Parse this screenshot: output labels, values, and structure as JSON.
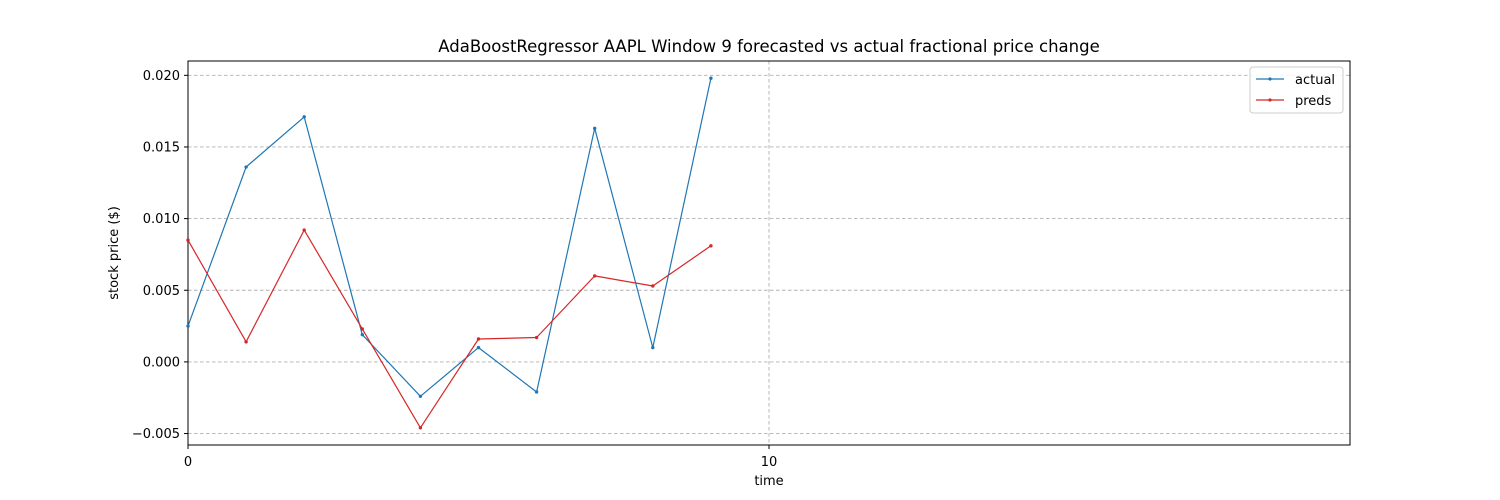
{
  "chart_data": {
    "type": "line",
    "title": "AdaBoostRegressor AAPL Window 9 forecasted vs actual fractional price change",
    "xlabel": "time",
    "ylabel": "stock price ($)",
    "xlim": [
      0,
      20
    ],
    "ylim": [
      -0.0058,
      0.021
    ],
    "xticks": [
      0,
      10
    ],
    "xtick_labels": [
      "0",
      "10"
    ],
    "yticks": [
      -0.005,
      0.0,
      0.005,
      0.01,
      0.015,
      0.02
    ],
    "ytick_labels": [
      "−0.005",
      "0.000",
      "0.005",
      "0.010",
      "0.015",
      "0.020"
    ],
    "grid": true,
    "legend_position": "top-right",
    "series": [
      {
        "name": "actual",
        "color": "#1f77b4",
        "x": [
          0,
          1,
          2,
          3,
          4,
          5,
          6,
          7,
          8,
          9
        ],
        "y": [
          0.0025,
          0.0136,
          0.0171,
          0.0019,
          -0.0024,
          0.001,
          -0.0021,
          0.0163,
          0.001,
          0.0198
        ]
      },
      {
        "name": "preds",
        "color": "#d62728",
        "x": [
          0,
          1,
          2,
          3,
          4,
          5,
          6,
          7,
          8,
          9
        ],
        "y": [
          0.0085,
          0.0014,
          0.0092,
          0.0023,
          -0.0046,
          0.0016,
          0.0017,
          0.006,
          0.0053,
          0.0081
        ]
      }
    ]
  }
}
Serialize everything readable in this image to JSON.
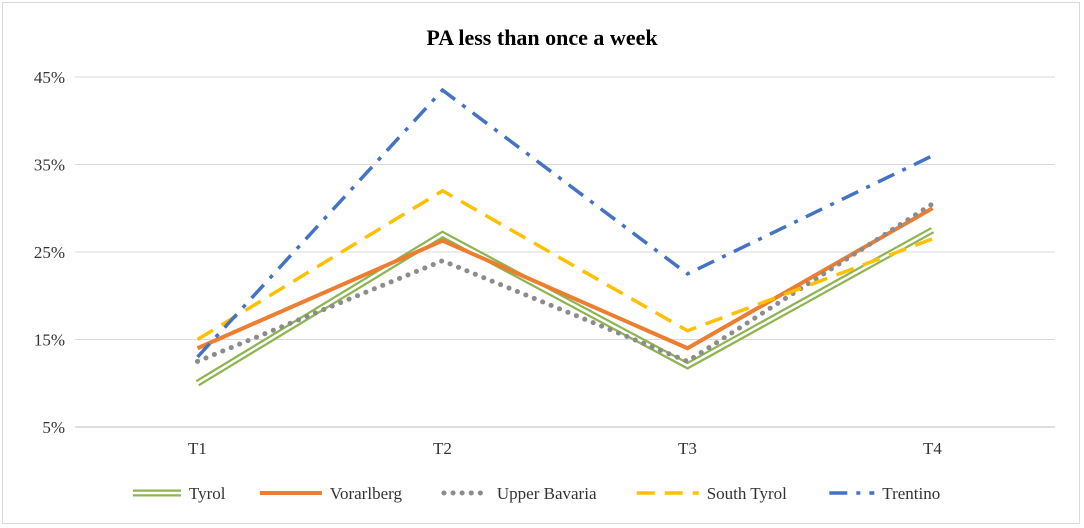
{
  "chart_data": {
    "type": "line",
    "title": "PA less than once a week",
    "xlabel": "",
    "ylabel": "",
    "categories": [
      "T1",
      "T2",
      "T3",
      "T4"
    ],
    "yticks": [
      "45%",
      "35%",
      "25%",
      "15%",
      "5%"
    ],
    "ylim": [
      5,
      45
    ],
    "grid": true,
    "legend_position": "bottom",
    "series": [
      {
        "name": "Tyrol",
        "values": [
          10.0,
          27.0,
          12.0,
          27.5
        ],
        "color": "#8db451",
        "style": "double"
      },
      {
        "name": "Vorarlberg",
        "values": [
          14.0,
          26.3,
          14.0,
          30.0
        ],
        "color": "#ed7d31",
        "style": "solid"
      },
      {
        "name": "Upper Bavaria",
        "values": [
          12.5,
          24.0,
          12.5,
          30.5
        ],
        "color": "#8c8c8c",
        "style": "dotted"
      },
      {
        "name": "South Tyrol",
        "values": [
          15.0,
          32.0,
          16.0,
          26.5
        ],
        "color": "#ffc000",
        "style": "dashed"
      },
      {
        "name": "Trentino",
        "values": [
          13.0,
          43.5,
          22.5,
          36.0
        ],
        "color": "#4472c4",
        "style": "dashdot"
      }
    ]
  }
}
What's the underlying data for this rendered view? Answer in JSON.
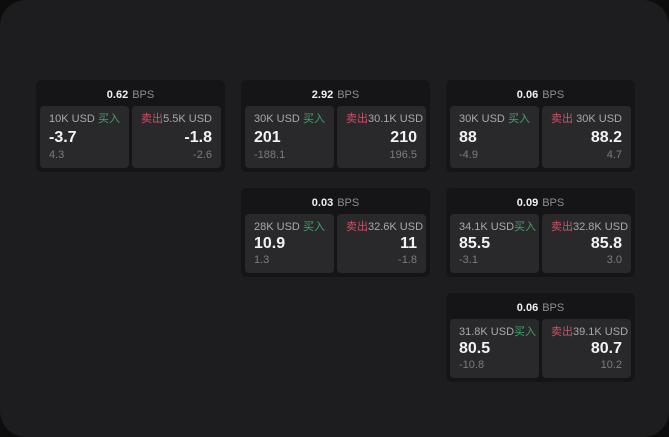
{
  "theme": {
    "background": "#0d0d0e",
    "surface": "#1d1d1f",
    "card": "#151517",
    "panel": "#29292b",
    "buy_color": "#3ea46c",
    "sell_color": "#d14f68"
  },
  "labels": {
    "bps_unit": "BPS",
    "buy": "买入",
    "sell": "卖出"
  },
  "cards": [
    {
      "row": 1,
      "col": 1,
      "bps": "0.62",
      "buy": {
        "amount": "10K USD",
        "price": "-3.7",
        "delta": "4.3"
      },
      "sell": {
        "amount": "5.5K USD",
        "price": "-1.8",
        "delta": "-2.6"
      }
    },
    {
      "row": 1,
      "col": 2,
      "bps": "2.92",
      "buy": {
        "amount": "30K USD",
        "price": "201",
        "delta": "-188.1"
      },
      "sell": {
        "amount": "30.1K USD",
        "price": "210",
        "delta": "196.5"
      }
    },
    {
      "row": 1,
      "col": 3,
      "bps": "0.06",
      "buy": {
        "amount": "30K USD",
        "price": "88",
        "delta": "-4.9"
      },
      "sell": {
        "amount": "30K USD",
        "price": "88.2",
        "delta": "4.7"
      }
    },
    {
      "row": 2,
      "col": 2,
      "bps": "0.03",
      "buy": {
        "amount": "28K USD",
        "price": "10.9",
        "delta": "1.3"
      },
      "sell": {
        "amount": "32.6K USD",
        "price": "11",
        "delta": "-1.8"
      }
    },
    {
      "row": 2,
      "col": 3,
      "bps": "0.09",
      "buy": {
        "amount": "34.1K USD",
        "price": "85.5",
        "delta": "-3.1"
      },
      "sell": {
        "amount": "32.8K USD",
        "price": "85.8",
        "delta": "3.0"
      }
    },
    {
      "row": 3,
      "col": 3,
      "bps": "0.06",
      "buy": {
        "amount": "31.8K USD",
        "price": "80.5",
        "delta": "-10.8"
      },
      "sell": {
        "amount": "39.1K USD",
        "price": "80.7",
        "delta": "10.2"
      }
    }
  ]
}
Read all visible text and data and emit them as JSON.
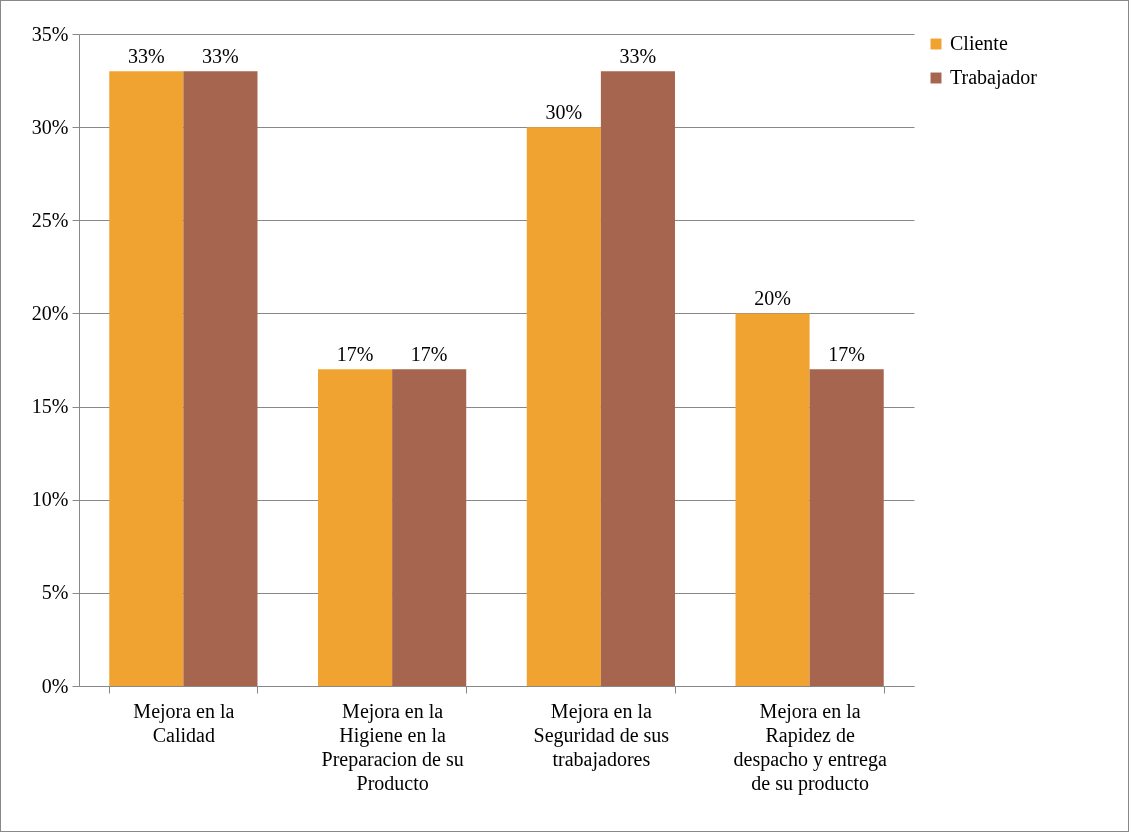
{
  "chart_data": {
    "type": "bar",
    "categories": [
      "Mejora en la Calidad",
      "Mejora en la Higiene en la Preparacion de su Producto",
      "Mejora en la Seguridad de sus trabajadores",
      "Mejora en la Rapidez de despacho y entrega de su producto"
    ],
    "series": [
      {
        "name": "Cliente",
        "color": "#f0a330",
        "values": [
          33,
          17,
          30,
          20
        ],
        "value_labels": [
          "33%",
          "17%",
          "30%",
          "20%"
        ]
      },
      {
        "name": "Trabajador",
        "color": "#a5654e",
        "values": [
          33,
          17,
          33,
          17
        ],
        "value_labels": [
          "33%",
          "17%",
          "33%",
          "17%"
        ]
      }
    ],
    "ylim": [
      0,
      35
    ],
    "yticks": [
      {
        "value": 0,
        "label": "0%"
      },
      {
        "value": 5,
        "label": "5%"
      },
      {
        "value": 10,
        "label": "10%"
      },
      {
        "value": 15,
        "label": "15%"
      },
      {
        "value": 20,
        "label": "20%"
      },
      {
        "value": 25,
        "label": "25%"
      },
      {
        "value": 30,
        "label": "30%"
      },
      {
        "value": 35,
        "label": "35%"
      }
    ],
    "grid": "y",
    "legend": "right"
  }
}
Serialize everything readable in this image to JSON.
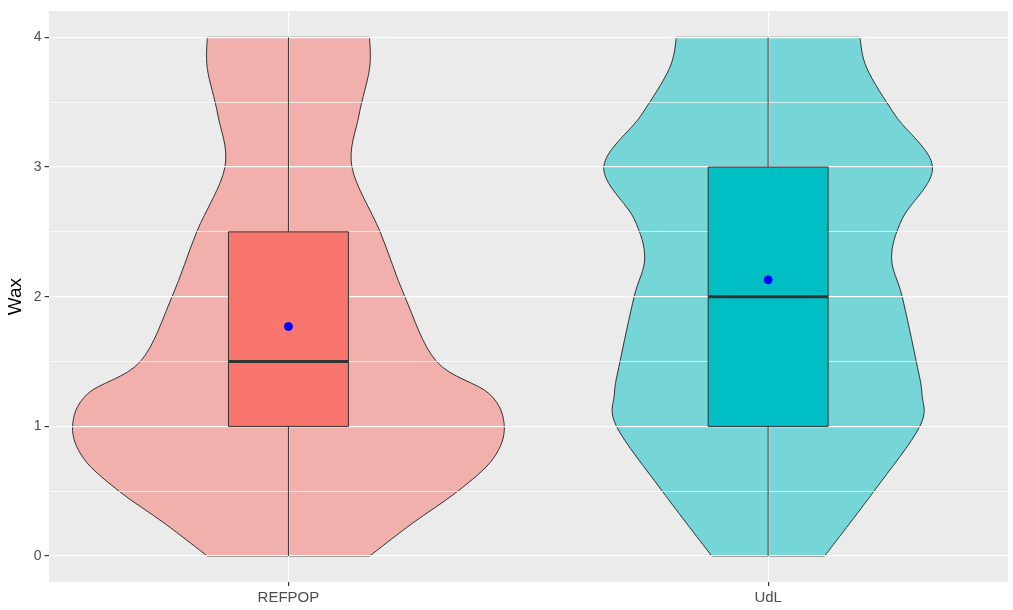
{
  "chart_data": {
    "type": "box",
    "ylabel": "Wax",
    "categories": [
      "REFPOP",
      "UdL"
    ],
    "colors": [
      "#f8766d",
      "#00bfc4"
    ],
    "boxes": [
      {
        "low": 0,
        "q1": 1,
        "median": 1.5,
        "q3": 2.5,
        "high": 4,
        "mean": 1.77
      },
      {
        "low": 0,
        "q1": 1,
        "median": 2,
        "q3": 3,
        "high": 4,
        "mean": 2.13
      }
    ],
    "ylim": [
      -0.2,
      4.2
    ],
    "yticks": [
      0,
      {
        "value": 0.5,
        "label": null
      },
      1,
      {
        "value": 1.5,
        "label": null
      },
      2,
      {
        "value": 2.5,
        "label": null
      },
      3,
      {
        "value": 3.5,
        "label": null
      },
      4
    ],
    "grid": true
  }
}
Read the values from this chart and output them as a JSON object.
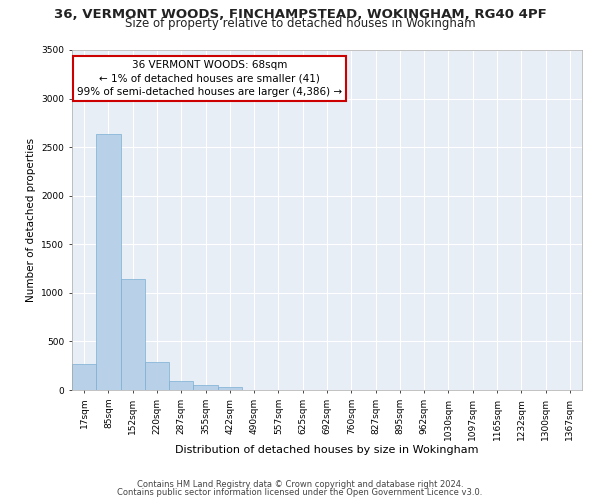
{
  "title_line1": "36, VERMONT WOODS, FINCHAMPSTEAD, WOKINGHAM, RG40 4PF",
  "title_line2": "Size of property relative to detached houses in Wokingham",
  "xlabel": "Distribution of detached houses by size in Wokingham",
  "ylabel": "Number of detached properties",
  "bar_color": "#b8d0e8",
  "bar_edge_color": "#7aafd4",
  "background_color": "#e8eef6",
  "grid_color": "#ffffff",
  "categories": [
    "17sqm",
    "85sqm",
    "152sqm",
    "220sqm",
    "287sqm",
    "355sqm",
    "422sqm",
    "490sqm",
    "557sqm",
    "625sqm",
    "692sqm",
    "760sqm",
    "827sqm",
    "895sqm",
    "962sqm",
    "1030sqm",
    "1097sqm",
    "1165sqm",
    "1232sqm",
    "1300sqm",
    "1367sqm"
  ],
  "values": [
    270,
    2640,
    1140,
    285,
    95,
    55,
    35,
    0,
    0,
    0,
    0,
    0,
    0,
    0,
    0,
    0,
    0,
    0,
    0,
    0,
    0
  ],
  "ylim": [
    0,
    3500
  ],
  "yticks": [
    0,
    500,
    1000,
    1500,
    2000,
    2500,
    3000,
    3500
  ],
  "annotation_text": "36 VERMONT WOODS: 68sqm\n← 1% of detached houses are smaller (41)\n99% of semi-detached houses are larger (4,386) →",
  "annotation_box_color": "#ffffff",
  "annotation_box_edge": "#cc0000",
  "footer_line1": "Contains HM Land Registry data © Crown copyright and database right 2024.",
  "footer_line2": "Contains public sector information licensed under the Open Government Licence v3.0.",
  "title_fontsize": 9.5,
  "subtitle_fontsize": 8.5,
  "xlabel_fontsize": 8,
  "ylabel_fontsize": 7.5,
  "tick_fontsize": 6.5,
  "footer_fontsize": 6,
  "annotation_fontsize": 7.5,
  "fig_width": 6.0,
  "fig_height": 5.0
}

=== EXERCISE TASK ===
Gather and copy every line of the data in which the string "WOODS" is found.

=== EXERCISE OUTPUT ===
  "title_line1": "36, VERMONT WOODS, FINCHAMPSTEAD, WOKINGHAM, RG40 4PF",
  "annotation_text": "36 VERMONT WOODS: 68sqm\n← 1% of detached houses are smaller (41)\n99% of semi-detached houses are larger (4,386) →",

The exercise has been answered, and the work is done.